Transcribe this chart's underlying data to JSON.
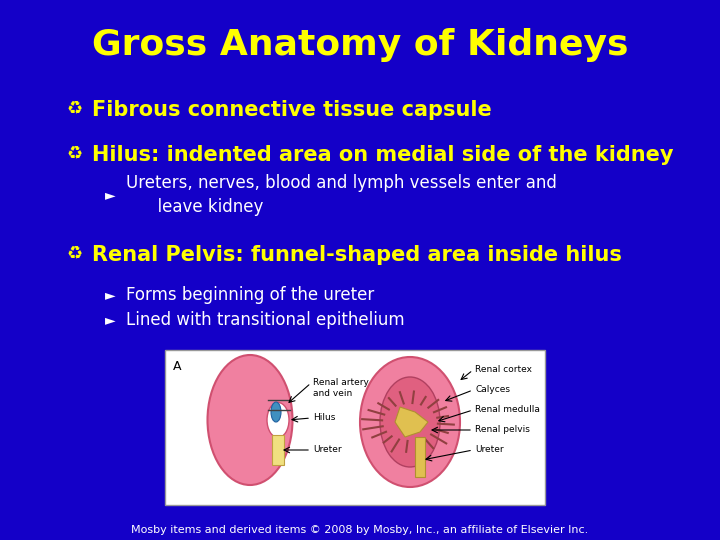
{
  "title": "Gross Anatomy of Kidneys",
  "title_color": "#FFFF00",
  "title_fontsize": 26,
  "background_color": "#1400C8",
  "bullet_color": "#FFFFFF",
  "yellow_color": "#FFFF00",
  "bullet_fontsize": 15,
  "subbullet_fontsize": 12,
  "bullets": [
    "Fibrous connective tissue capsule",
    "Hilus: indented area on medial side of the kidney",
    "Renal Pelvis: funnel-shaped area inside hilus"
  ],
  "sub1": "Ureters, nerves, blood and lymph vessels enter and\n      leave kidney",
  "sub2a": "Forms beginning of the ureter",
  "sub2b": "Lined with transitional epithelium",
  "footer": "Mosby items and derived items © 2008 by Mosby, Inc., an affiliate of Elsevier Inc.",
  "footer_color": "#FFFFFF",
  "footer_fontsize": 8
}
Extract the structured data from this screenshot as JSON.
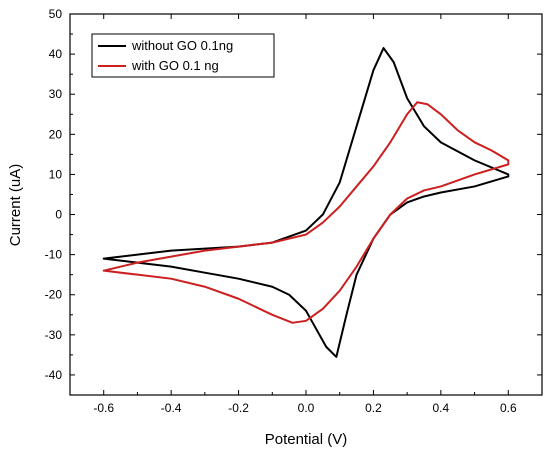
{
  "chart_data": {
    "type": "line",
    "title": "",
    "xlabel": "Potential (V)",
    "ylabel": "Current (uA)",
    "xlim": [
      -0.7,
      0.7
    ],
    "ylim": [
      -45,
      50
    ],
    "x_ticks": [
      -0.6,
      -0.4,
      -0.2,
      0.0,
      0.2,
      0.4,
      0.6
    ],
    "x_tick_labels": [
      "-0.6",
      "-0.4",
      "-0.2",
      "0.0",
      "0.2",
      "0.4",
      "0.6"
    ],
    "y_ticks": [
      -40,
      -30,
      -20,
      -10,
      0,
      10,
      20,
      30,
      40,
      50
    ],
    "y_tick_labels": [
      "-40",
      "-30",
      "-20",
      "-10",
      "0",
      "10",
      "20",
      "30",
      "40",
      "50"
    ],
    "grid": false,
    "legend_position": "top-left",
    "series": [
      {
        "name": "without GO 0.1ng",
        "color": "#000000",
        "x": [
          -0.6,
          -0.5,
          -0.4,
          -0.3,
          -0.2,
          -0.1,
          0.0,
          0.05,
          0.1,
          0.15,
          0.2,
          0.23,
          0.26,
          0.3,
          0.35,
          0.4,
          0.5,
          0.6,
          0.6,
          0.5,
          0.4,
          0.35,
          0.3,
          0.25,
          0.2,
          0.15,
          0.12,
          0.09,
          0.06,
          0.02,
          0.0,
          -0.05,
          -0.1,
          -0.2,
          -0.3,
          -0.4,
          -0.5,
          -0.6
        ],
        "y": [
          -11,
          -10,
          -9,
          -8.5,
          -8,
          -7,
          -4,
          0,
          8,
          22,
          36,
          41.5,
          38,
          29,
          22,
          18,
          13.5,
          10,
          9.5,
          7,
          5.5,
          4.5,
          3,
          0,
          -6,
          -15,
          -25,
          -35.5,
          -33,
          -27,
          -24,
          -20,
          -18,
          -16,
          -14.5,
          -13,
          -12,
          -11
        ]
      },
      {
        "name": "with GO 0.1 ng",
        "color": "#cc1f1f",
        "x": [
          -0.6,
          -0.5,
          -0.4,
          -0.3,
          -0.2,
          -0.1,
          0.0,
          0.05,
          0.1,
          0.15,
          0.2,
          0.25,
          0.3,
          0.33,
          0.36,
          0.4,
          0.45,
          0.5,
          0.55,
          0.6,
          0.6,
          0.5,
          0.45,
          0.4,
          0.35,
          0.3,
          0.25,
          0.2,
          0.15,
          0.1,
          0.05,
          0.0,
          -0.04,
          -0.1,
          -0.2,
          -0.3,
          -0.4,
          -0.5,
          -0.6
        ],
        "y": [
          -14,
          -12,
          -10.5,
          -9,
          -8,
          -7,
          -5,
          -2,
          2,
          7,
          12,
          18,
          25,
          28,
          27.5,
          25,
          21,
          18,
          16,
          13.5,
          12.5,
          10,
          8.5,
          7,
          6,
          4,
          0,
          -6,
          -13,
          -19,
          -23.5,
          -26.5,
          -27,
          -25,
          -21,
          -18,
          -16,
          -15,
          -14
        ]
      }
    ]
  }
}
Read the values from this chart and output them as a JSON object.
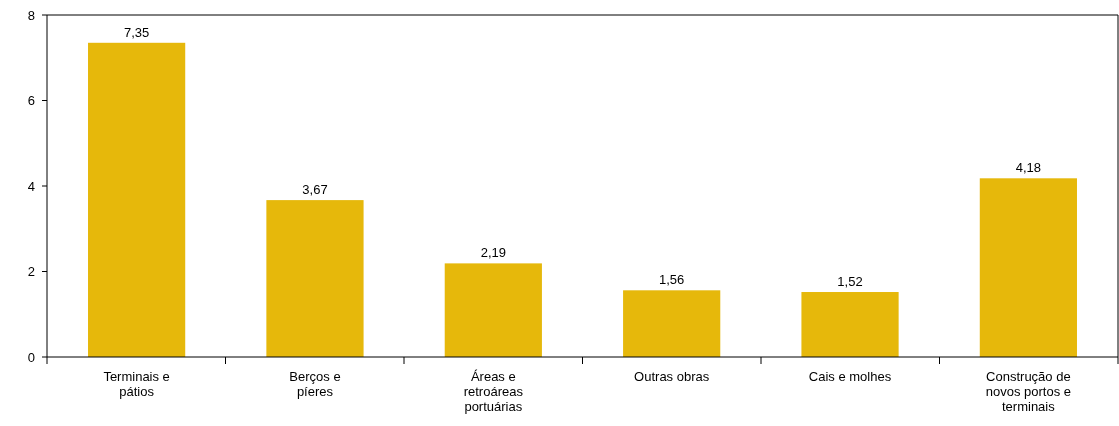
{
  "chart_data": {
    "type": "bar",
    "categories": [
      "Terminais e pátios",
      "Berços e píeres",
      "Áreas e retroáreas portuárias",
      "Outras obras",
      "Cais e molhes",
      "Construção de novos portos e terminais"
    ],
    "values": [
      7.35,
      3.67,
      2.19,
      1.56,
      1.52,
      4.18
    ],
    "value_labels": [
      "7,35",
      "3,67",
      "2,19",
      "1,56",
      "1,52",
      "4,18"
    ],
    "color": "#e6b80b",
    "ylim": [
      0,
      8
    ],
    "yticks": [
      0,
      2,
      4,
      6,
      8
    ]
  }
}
^^^^^^^^
- **Aim of the task**
All the lines above are to be reproduced exactly, except the pictures.

- **Task response**
Transcribe this chart's underlying data to JSON.
{
  "title": "Gross Anatomy of Kidneys",
  "title_color": "#FFFF00",
  "title_fontsize": 26,
  "background_color": "#1400C8",
  "bullet_color": "#FFFFFF",
  "yellow_color": "#FFFF00",
  "bullet_fontsize": 15,
  "subbullet_fontsize": 12,
  "bullets": [
    "Fibrous connective tissue capsule",
    "Hilus: indented area on medial side of the kidney",
    "Renal Pelvis: funnel-shaped area inside hilus"
  ],
  "sub1": "Ureters, nerves, blood and lymph vessels enter and\n      leave kidney",
  "sub2a": "Forms beginning of the ureter",
  "sub2b": "Lined with transitional epithelium",
  "footer": "Mosby items and derived items © 2008 by Mosby, Inc., an affiliate of Elsevier Inc.",
  "footer_color": "#FFFFFF",
  "footer_fontsize": 8
}
Extract the structured data from this screenshot as JSON.
{
  "chart_data": {
    "type": "line",
    "title": "",
    "xlabel": "Potential (V)",
    "ylabel": "Current (uA)",
    "xlim": [
      -0.7,
      0.7
    ],
    "ylim": [
      -45,
      50
    ],
    "x_ticks": [
      -0.6,
      -0.4,
      -0.2,
      0.0,
      0.2,
      0.4,
      0.6
    ],
    "x_tick_labels": [
      "-0.6",
      "-0.4",
      "-0.2",
      "0.0",
      "0.2",
      "0.4",
      "0.6"
    ],
    "y_ticks": [
      -40,
      -30,
      -20,
      -10,
      0,
      10,
      20,
      30,
      40,
      50
    ],
    "y_tick_labels": [
      "-40",
      "-30",
      "-20",
      "-10",
      "0",
      "10",
      "20",
      "30",
      "40",
      "50"
    ],
    "grid": false,
    "legend_position": "top-left",
    "series": [
      {
        "name": "without GO 0.1ng",
        "color": "#000000",
        "x": [
          -0.6,
          -0.5,
          -0.4,
          -0.3,
          -0.2,
          -0.1,
          0.0,
          0.05,
          0.1,
          0.15,
          0.2,
          0.23,
          0.26,
          0.3,
          0.35,
          0.4,
          0.5,
          0.6,
          0.6,
          0.5,
          0.4,
          0.35,
          0.3,
          0.25,
          0.2,
          0.15,
          0.12,
          0.09,
          0.06,
          0.02,
          0.0,
          -0.05,
          -0.1,
          -0.2,
          -0.3,
          -0.4,
          -0.5,
          -0.6
        ],
        "y": [
          -11,
          -10,
          -9,
          -8.5,
          -8,
          -7,
          -4,
          0,
          8,
          22,
          36,
          41.5,
          38,
          29,
          22,
          18,
          13.5,
          10,
          9.5,
          7,
          5.5,
          4.5,
          3,
          0,
          -6,
          -15,
          -25,
          -35.5,
          -33,
          -27,
          -24,
          -20,
          -18,
          -16,
          -14.5,
          -13,
          -12,
          -11
        ]
      },
      {
        "name": "with GO 0.1 ng",
        "color": "#cc1f1f",
        "x": [
          -0.6,
          -0.5,
          -0.4,
          -0.3,
          -0.2,
          -0.1,
          0.0,
          0.05,
          0.1,
          0.15,
          0.2,
          0.25,
          0.3,
          0.33,
          0.36,
          0.4,
          0.45,
          0.5,
          0.55,
          0.6,
          0.6,
          0.5,
          0.45,
          0.4,
          0.35,
          0.3,
          0.25,
          0.2,
          0.15,
          0.1,
          0.05,
          0.0,
          -0.04,
          -0.1,
          -0.2,
          -0.3,
          -0.4,
          -0.5,
          -0.6
        ],
        "y": [
          -14,
          -12,
          -10.5,
          -9,
          -8,
          -7,
          -5,
          -2,
          2,
          7,
          12,
          18,
          25,
          28,
          27.5,
          25,
          21,
          18,
          16,
          13.5,
          12.5,
          10,
          8.5,
          7,
          6,
          4,
          0,
          -6,
          -13,
          -19,
          -23.5,
          -26.5,
          -27,
          -25,
          -21,
          -18,
          -16,
          -15,
          -14
        ]
      }
    ]
  }
}
Read the values from this chart and output them as a JSON object.
{
  "chart_data": {
    "type": "bar",
    "categories": [
      "Terminais e pátios",
      "Berços e píeres",
      "Áreas e retroáreas portuárias",
      "Outras obras",
      "Cais e molhes",
      "Construção de novos portos e terminais"
    ],
    "values": [
      7.35,
      3.67,
      2.19,
      1.56,
      1.52,
      4.18
    ],
    "value_labels": [
      "7,35",
      "3,67",
      "2,19",
      "1,56",
      "1,52",
      "4,18"
    ],
    "color": "#e6b80b",
    "ylim": [
      0,
      8
    ],
    "yticks": [
      0,
      2,
      4,
      6,
      8
    ]
  }
}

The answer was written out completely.